Your task ::
Write the entries out again exactly as they stand, but without the pictures.

-----

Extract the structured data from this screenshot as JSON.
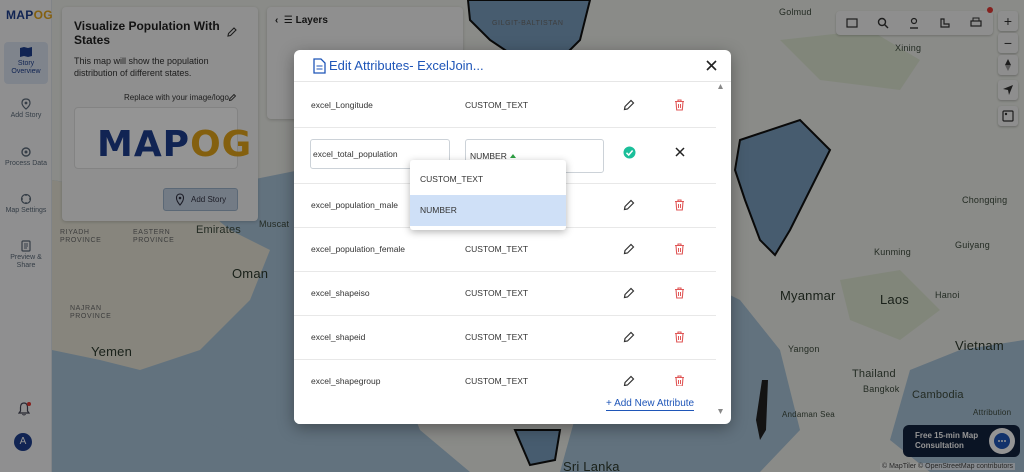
{
  "app": {
    "logo_main": "MAP",
    "logo_accent": "OG"
  },
  "rail": {
    "items": [
      {
        "label": "Story Overview",
        "icon": "map-icon",
        "active": true
      },
      {
        "label": "Add Story",
        "icon": "pin-icon",
        "active": false
      },
      {
        "label": "Process Data",
        "icon": "gear-icon",
        "active": false
      },
      {
        "label": "Map Settings",
        "icon": "settings-icon",
        "active": false
      },
      {
        "label": "Preview & Share",
        "icon": "share-icon",
        "active": false
      }
    ],
    "avatar_initial": "A"
  },
  "story": {
    "title": "Visualize Population With States",
    "description": "This map will show the population distribution of different states.",
    "replace_label": "Replace with your image/logo",
    "logo_main": "MAP",
    "logo_accent": "OG",
    "add_story_label": "Add Story"
  },
  "layers": {
    "title": "Layers"
  },
  "map_labels": {
    "emirates": "Emirates",
    "muscat": "Muscat",
    "oman": "Oman",
    "yemen": "Yemen",
    "eastern_province": "EASTERN PROVINCE",
    "riyadh_province": "RIYADH PROVINCE",
    "najran_province": "NAJRAN PROVINCE",
    "myanmar": "Myanmar",
    "laos": "Laos",
    "vietnam": "Vietnam",
    "thailand": "Thailand",
    "cambodia": "Cambodia",
    "sri_lanka": "Sri Lanka",
    "golmud": "Golmud",
    "xining": "Xining",
    "chongqing": "Chongqing",
    "guiyang": "Guiyang",
    "kunming": "Kunming",
    "hanoi": "Hanoi",
    "bangkok": "Bangkok",
    "yangon": "Yangon",
    "andaman_sea": "Andaman Sea",
    "gilgit": "GILGIT-BALTISTAN"
  },
  "consult": {
    "line1": "Free 15-min Map",
    "line2": "Consultation"
  },
  "attribution": "© MapTiler © OpenStreetMap contributors",
  "attribution_short": "Attribution",
  "modal": {
    "title": "Edit Attributes- ExcelJoin...",
    "rows": [
      {
        "name": "excel_Longitude",
        "type": "CUSTOM_TEXT"
      },
      {
        "name": "excel_total_population",
        "type": "NUMBER",
        "editing": true
      },
      {
        "name": "excel_population_male",
        "type": ""
      },
      {
        "name": "excel_population_female",
        "type": "CUSTOM_TEXT"
      },
      {
        "name": "excel_shapeiso",
        "type": "CUSTOM_TEXT"
      },
      {
        "name": "excel_shapeid",
        "type": "CUSTOM_TEXT"
      },
      {
        "name": "excel_shapegroup",
        "type": "CUSTOM_TEXT"
      }
    ],
    "dropdown_options": [
      "CUSTOM_TEXT",
      "NUMBER"
    ],
    "dropdown_selected": "NUMBER",
    "add_new_label": "+ Add New Attribute"
  },
  "colors": {
    "brand_blue": "#1e3f8f",
    "brand_gold": "#e3a51b",
    "modal_title": "#1f56b8",
    "delete_red": "#e05757",
    "confirm_green": "#1bbf9a",
    "selected_option": "#cfe0f7"
  }
}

-----

Complete output ::
Extract the structured data from this screenshot as JSON.
{
  "app": {
    "logo_main": "MAP",
    "logo_accent": "OG"
  },
  "rail": {
    "items": [
      {
        "label": "Story Overview",
        "icon": "map-icon",
        "active": true
      },
      {
        "label": "Add Story",
        "icon": "pin-icon",
        "active": false
      },
      {
        "label": "Process Data",
        "icon": "gear-icon",
        "active": false
      },
      {
        "label": "Map Settings",
        "icon": "settings-icon",
        "active": false
      },
      {
        "label": "Preview & Share",
        "icon": "share-icon",
        "active": false
      }
    ],
    "avatar_initial": "A"
  },
  "story": {
    "title": "Visualize Population With States",
    "description": "This map will show the population distribution of different states.",
    "replace_label": "Replace with your image/logo",
    "logo_main": "MAP",
    "logo_accent": "OG",
    "add_story_label": "Add Story"
  },
  "layers": {
    "title": "Layers"
  },
  "map_labels": {
    "emirates": "Emirates",
    "muscat": "Muscat",
    "oman": "Oman",
    "yemen": "Yemen",
    "eastern_province": "EASTERN PROVINCE",
    "riyadh_province": "RIYADH PROVINCE",
    "najran_province": "NAJRAN PROVINCE",
    "myanmar": "Myanmar",
    "laos": "Laos",
    "vietnam": "Vietnam",
    "thailand": "Thailand",
    "cambodia": "Cambodia",
    "sri_lanka": "Sri Lanka",
    "golmud": "Golmud",
    "xining": "Xining",
    "chongqing": "Chongqing",
    "guiyang": "Guiyang",
    "kunming": "Kunming",
    "hanoi": "Hanoi",
    "bangkok": "Bangkok",
    "yangon": "Yangon",
    "andaman_sea": "Andaman Sea",
    "gilgit": "GILGIT-BALTISTAN"
  },
  "consult": {
    "line1": "Free 15-min Map",
    "line2": "Consultation"
  },
  "attribution": "© MapTiler © OpenStreetMap contributors",
  "attribution_short": "Attribution",
  "modal": {
    "title": "Edit Attributes- ExcelJoin...",
    "rows": [
      {
        "name": "excel_Longitude",
        "type": "CUSTOM_TEXT"
      },
      {
        "name": "excel_total_population",
        "type": "NUMBER",
        "editing": true
      },
      {
        "name": "excel_population_male",
        "type": ""
      },
      {
        "name": "excel_population_female",
        "type": "CUSTOM_TEXT"
      },
      {
        "name": "excel_shapeiso",
        "type": "CUSTOM_TEXT"
      },
      {
        "name": "excel_shapeid",
        "type": "CUSTOM_TEXT"
      },
      {
        "name": "excel_shapegroup",
        "type": "CUSTOM_TEXT"
      }
    ],
    "dropdown_options": [
      "CUSTOM_TEXT",
      "NUMBER"
    ],
    "dropdown_selected": "NUMBER",
    "add_new_label": "+ Add New Attribute"
  },
  "colors": {
    "brand_blue": "#1e3f8f",
    "brand_gold": "#e3a51b",
    "modal_title": "#1f56b8",
    "delete_red": "#e05757",
    "confirm_green": "#1bbf9a",
    "selected_option": "#cfe0f7"
  }
}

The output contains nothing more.